- **TASK PROMPT**: Gather up the lines that contain "Current".

********

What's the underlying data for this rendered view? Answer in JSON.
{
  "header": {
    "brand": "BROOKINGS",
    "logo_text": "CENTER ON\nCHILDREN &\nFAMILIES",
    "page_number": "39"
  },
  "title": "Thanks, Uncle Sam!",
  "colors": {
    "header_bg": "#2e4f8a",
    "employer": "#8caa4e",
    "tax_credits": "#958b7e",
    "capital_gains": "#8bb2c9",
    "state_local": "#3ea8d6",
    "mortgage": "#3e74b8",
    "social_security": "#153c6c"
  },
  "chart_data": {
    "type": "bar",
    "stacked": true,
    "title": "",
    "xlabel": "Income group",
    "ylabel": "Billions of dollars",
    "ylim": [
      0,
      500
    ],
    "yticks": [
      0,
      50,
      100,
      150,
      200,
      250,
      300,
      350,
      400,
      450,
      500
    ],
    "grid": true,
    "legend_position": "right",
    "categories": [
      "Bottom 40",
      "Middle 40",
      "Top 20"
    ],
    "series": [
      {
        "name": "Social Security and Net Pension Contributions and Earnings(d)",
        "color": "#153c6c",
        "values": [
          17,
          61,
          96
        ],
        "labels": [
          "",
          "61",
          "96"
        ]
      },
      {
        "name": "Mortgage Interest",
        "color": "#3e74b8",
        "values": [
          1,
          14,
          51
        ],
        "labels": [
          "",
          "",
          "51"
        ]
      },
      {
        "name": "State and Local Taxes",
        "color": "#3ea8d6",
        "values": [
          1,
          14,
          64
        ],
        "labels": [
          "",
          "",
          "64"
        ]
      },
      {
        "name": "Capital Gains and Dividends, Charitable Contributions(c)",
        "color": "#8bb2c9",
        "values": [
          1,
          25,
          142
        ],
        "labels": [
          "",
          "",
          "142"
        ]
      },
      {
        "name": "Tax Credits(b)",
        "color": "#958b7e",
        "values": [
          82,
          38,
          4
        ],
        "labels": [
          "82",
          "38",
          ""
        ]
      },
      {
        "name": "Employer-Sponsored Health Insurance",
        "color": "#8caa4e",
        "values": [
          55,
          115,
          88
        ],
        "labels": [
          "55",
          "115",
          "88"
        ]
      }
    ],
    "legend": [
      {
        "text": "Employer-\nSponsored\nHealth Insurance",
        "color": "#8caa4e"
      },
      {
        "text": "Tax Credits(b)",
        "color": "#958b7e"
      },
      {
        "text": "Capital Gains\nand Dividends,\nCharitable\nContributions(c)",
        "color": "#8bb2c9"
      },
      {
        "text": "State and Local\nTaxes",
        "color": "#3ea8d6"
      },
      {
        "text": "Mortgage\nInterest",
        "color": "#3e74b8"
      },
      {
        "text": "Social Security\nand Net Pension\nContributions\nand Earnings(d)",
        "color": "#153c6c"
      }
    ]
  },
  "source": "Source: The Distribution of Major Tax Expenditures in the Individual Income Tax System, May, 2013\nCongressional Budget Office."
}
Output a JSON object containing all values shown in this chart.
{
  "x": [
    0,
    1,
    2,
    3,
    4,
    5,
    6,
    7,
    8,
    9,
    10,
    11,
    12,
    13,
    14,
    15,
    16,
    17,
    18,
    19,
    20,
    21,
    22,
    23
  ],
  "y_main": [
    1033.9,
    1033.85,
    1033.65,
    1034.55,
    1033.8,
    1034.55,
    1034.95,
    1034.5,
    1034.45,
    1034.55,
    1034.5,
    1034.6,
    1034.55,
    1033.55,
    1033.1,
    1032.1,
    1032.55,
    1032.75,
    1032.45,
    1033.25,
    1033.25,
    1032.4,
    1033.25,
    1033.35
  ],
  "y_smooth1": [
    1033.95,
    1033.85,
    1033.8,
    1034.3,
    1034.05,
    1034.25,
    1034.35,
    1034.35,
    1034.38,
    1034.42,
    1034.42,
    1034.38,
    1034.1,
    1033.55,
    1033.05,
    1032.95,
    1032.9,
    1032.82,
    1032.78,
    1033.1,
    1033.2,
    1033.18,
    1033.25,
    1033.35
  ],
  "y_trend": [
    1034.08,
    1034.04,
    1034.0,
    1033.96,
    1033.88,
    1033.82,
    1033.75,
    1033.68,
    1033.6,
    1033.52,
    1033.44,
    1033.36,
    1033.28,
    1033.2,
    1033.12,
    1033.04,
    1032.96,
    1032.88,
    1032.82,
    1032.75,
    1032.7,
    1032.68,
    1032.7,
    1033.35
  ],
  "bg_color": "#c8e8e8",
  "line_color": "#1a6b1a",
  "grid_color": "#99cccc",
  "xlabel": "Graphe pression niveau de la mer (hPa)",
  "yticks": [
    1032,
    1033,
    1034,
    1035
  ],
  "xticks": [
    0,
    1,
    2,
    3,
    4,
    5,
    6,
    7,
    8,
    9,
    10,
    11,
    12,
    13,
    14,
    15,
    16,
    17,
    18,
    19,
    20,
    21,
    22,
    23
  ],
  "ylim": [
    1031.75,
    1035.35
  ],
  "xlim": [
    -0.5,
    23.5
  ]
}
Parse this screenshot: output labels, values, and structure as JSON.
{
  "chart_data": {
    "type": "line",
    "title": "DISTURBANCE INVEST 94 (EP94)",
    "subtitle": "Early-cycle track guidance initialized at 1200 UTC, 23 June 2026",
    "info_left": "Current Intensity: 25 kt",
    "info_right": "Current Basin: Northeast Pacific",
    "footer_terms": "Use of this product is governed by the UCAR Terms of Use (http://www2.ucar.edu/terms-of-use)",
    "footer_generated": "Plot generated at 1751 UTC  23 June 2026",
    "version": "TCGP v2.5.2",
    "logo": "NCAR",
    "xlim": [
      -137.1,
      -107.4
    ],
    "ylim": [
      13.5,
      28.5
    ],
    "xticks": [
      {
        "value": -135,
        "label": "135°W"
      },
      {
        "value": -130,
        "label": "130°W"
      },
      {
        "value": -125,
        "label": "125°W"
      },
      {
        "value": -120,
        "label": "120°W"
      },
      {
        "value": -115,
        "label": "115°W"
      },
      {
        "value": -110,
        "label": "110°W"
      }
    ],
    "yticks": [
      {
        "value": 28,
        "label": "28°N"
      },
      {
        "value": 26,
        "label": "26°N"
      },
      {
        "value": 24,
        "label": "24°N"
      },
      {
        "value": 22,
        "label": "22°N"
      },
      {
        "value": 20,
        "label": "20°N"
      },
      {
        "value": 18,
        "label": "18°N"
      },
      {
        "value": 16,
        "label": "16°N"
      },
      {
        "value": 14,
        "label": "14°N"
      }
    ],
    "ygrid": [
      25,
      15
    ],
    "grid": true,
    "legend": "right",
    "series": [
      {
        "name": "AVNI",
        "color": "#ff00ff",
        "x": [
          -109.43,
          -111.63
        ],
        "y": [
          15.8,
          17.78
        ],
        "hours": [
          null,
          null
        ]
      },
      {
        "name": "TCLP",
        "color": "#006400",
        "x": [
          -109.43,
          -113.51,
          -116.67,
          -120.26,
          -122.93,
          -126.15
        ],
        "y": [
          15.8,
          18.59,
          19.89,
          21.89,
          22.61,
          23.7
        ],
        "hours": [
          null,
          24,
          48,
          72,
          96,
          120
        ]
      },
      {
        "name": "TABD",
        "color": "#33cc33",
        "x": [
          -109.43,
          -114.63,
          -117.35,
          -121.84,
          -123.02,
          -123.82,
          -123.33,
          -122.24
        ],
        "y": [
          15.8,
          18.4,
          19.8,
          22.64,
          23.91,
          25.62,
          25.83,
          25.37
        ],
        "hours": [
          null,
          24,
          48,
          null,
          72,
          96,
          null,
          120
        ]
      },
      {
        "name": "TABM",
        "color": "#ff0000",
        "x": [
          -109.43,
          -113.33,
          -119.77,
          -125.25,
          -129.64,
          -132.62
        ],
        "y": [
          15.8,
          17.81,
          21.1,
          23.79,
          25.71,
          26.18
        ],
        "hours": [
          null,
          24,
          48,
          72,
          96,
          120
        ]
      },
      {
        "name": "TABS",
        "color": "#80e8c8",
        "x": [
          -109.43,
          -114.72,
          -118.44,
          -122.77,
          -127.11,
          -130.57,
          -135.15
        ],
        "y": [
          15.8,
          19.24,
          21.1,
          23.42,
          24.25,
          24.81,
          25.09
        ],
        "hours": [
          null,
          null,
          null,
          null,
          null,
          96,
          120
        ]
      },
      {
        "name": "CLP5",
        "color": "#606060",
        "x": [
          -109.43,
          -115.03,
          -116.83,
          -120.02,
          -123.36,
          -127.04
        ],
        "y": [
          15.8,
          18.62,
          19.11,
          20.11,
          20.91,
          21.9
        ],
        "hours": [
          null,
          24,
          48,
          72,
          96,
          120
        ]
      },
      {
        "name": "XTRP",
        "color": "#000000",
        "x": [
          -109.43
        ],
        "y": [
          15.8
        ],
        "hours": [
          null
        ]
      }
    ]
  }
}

********

- **IN RESPONSE**:
    "info_left": "Current Intensity: 25 kt",
    "info_right": "Current Basin: Northeast Pacific",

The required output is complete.